▶ [Stored records]:
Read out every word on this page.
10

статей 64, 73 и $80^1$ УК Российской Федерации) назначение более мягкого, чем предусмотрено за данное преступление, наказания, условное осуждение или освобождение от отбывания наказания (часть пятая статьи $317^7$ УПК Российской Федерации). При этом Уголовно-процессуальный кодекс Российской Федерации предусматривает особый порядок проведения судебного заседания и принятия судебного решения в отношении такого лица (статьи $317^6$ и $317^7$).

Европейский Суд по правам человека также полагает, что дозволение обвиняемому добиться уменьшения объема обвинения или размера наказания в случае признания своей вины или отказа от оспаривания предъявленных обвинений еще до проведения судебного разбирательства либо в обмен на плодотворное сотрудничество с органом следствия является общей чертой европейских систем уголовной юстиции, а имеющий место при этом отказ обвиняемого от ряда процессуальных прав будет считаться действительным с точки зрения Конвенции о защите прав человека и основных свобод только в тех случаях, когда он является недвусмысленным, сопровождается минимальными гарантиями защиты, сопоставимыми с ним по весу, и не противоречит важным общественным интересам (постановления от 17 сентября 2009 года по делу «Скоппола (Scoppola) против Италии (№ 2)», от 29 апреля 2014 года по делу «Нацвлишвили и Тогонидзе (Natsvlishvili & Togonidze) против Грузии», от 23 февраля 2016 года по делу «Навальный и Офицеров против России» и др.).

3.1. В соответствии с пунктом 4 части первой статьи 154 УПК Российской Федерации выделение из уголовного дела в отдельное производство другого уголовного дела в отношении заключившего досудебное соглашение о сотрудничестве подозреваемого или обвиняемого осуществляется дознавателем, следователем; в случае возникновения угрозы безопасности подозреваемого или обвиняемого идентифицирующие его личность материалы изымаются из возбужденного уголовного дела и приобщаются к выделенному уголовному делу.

▶ [Job]:
Extract the complete listing verbatim.

▶ [Worked solution]:
Read out every word on this page.
10

статей 64, 73 и $80^1$ УК Российской Федерации) назначение более мягкого, чем предусмотрено за данное преступление, наказания, условное осуждение или освобождение от отбывания наказания (часть пятая статьи $317^7$ УПК Российской Федерации). При этом Уголовно-процессуальный кодекс Российской Федерации предусматривает особый порядок проведения судебного заседания и принятия судебного решения в отношении такого лица (статьи $317^6$ и $317^7$).

Европейский Суд по правам человека также полагает, что дозволение обвиняемому добиться уменьшения объема обвинения или размера наказания в случае признания своей вины или отказа от оспаривания предъявленных обвинений еще до проведения судебного разбирательства либо в обмен на плодотворное сотрудничество с органом следствия является общей чертой европейских систем уголовной юстиции, а имеющий место при этом отказ обвиняемого от ряда процессуальных прав будет считаться действительным с точки зрения Конвенции о защите прав человека и основных свобод только в тех случаях, когда он является недвусмысленным, сопровождается минимальными гарантиями защиты, сопоставимыми с ним по весу, и не противоречит важным общественным интересам (постановления от 17 сентября 2009 года по делу «Скоппола (Scoppola) против Италии (№ 2)», от 29 апреля 2014 года по делу «Нацвлишвили и Тогонидзе (Natsvlishvili & Togonidze) против Грузии», от 23 февраля 2016 года по делу «Навальный и Офицеров против России» и др.).

3.1. В соответствии с пунктом 4 части первой статьи 154 УПК Российской Федерации выделение из уголовного дела в отдельное производство другого уголовного дела в отношении заключившего досудебное соглашение о сотрудничестве подозреваемого или обвиняемого осуществляется дознавателем, следователем; в случае возникновения угрозы безопасности подозреваемого или обвиняемого идентифицирующие его личность материалы изымаются из возбужденного уголовного дела и приобщаются к выделенному уголовному делу.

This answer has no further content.